[GIVEN INFORMATION start]

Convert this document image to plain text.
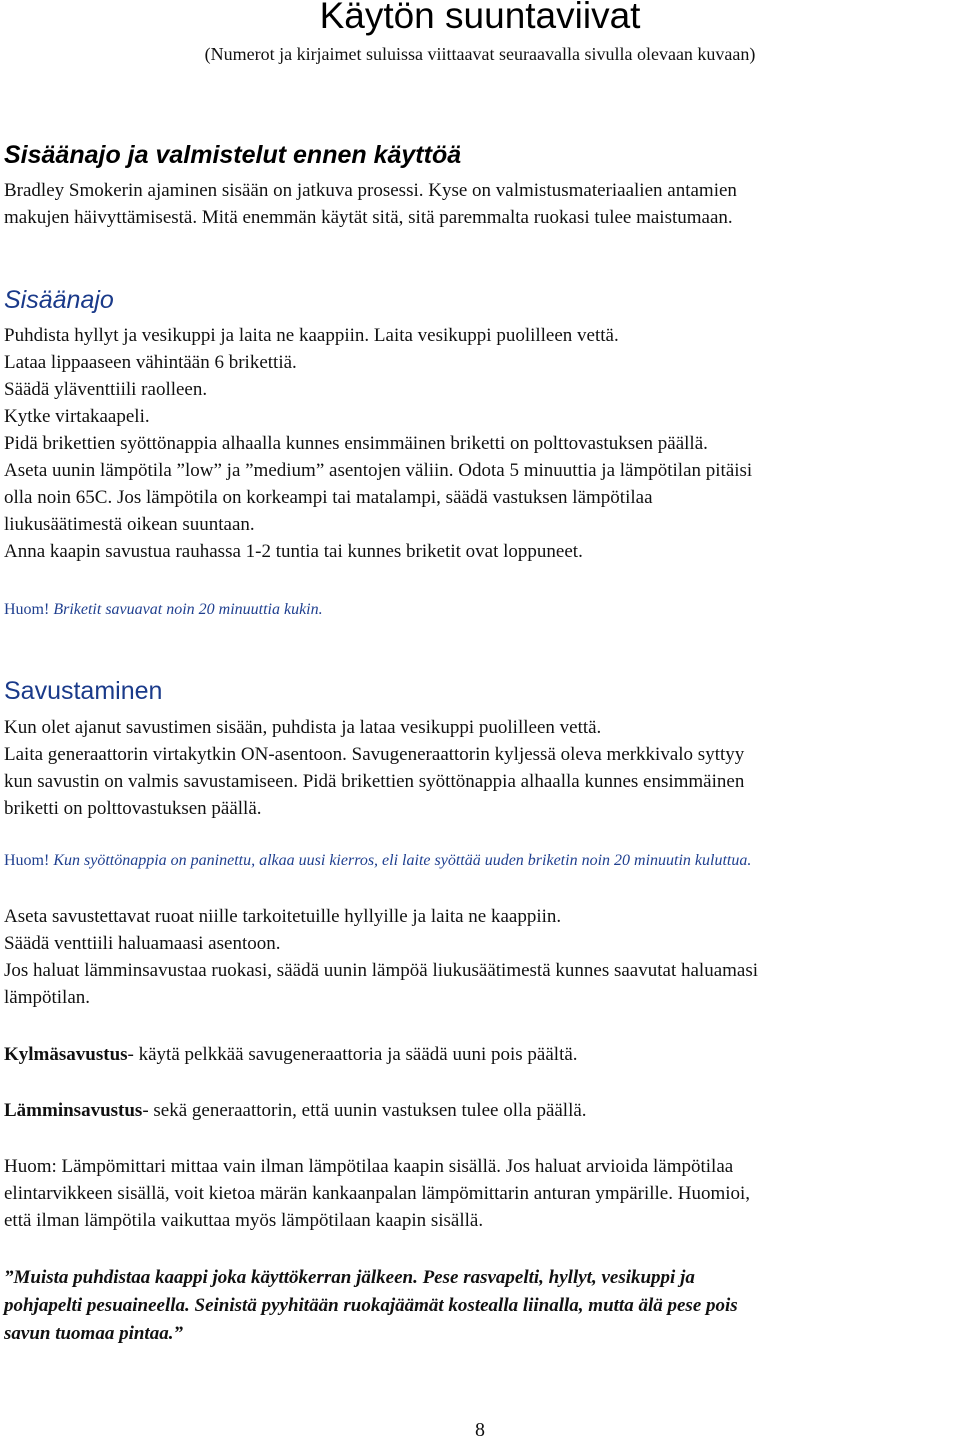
Käytön suuntaviivat

(Numerot ja kirjaimet suluissa viittaavat seuraavalla sivulla olevaan kuvaan)

Sisäänajo ja valmistelut ennen käyttöä
Bradley Smokerin ajaminen sisään on jatkuva prosessi. Kyse on valmistusmateriaalien antamien
makujen häivyttämisestä. Mitä enemmän käytät sitä, sitä paremmalta ruokasi tulee maistumaan.
Sisäänajo
Puhdista hyllyt ja vesikuppi ja laita ne kaappiin. Laita vesikuppi puolilleen vettä.
Lataa lippaaseen vähintään 6 brikettiä.
Säädä yläventtiili raolleen.
Kytke virtakaapeli.
Pidä brikettien syöttönappia alhaalla kunnes ensimmäinen briketti on polttovastuksen päällä.
Aseta uunin lämpötila ”low” ja ”medium” asentojen väliin. Odota 5 minuuttia ja lämpötilan pitäisi
olla noin 65C. Jos lämpötila on korkeampi tai matalampi, säädä vastuksen lämpötilaa
liukusäätimestä oikean suuntaan.
Anna kaapin savustua rauhassa 1-2 tuntia tai kunnes briketit ovat loppuneet.

Huom! Briketit savuavat noin 20 minuuttia kukin.

Savustaminen
Kun olet ajanut savustimen sisään, puhdista ja lataa vesikuppi puolilleen vettä.
Laita generaattorin virtakytkin ON-asentoon. Savugeneraattorin kyljessä oleva merkkivalo syttyy
kun savustin on valmis savustamiseen. Pidä brikettien syöttönappia alhaalla kunnes ensimmäinen
briketti on polttovastuksen päällä.

Huom! Kun syöttönappia on paninettu, alkaa uusi kierros, eli laite syöttää uuden briketin noin 20 minuutin kuluttua.

Aseta savustettavat ruoat niille tarkoitetuille hyllyille ja laita ne kaappiin.
Säädä venttiili haluamaasi asentoon.
Jos haluat lämminsavustaa ruokasi, säädä uunin lämpöä liukusäätimestä kunnes saavutat haluamasi
lämpötilan.
Kylmäsavustus- käytä pelkkää savugeneraattoria ja säädä uuni pois päältä.
Lämminsavustus- sekä generaattorin, että uunin vastuksen tulee olla päällä.
Huom: Lämpömittari mittaa vain ilman lämpötilaa kaapin sisällä. Jos haluat arvioida lämpötilaa
elintarvikkeen sisällä, voit kietoa märän kankaanpalan lämpömittarin anturan ympärille. Huomioi,
että ilman lämpötila vaikuttaa myös lämpötilaan kaapin sisällä.
”Muista puhdistaa kaappi joka käyttökerran jälkeen. Pese rasvapelti, hyllyt, vesikuppi ja
pohjapelti pesuaineella. Seinistä pyyhitään ruokajäämät kostealla liinalla, mutta älä pese pois
savun tuomaa pintaa.”
8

[GIVEN INFORMATION end]

— GOAL —
Your copy should match the records word for word, with the pictures removed.

— EXERCISE RESULT —
Convert this document image to plain text.
Käytön suuntaviivat

(Numerot ja kirjaimet suluissa viittaavat seuraavalla sivulla olevaan kuvaan)

Sisäänajo ja valmistelut ennen käyttöä
Bradley Smokerin ajaminen sisään on jatkuva prosessi. Kyse on valmistusmateriaalien antamien
makujen häivyttämisestä. Mitä enemmän käytät sitä, sitä paremmalta ruokasi tulee maistumaan.
Sisäänajo
Puhdista hyllyt ja vesikuppi ja laita ne kaappiin. Laita vesikuppi puolilleen vettä.
Lataa lippaaseen vähintään 6 brikettiä.
Säädä yläventtiili raolleen.
Kytke virtakaapeli.
Pidä brikettien syöttönappia alhaalla kunnes ensimmäinen briketti on polttovastuksen päällä.
Aseta uunin lämpötila ”low” ja ”medium” asentojen väliin. Odota 5 minuuttia ja lämpötilan pitäisi
olla noin 65C. Jos lämpötila on korkeampi tai matalampi, säädä vastuksen lämpötilaa
liukusäätimestä oikean suuntaan.
Anna kaapin savustua rauhassa 1-2 tuntia tai kunnes briketit ovat loppuneet.

Huom! Briketit savuavat noin 20 minuuttia kukin.

Savustaminen
Kun olet ajanut savustimen sisään, puhdista ja lataa vesikuppi puolilleen vettä.
Laita generaattorin virtakytkin ON-asentoon. Savugeneraattorin kyljessä oleva merkkivalo syttyy
kun savustin on valmis savustamiseen. Pidä brikettien syöttönappia alhaalla kunnes ensimmäinen
briketti on polttovastuksen päällä.

Huom! Kun syöttönappia on paninettu, alkaa uusi kierros, eli laite syöttää uuden briketin noin 20 minuutin kuluttua.

Aseta savustettavat ruoat niille tarkoitetuille hyllyille ja laita ne kaappiin.
Säädä venttiili haluamaasi asentoon.
Jos haluat lämminsavustaa ruokasi, säädä uunin lämpöä liukusäätimestä kunnes saavutat haluamasi
lämpötilan.
Kylmäsavustus- käytä pelkkää savugeneraattoria ja säädä uuni pois päältä.
Lämminsavustus- sekä generaattorin, että uunin vastuksen tulee olla päällä.
Huom: Lämpömittari mittaa vain ilman lämpötilaa kaapin sisällä. Jos haluat arvioida lämpötilaa
elintarvikkeen sisällä, voit kietoa märän kankaanpalan lämpömittarin anturan ympärille. Huomioi,
että ilman lämpötila vaikuttaa myös lämpötilaan kaapin sisällä.
”Muista puhdistaa kaappi joka käyttökerran jälkeen. Pese rasvapelti, hyllyt, vesikuppi ja
pohjapelti pesuaineella. Seinistä pyyhitään ruokajäämät kostealla liinalla, mutta älä pese pois
savun tuomaa pintaa.”
8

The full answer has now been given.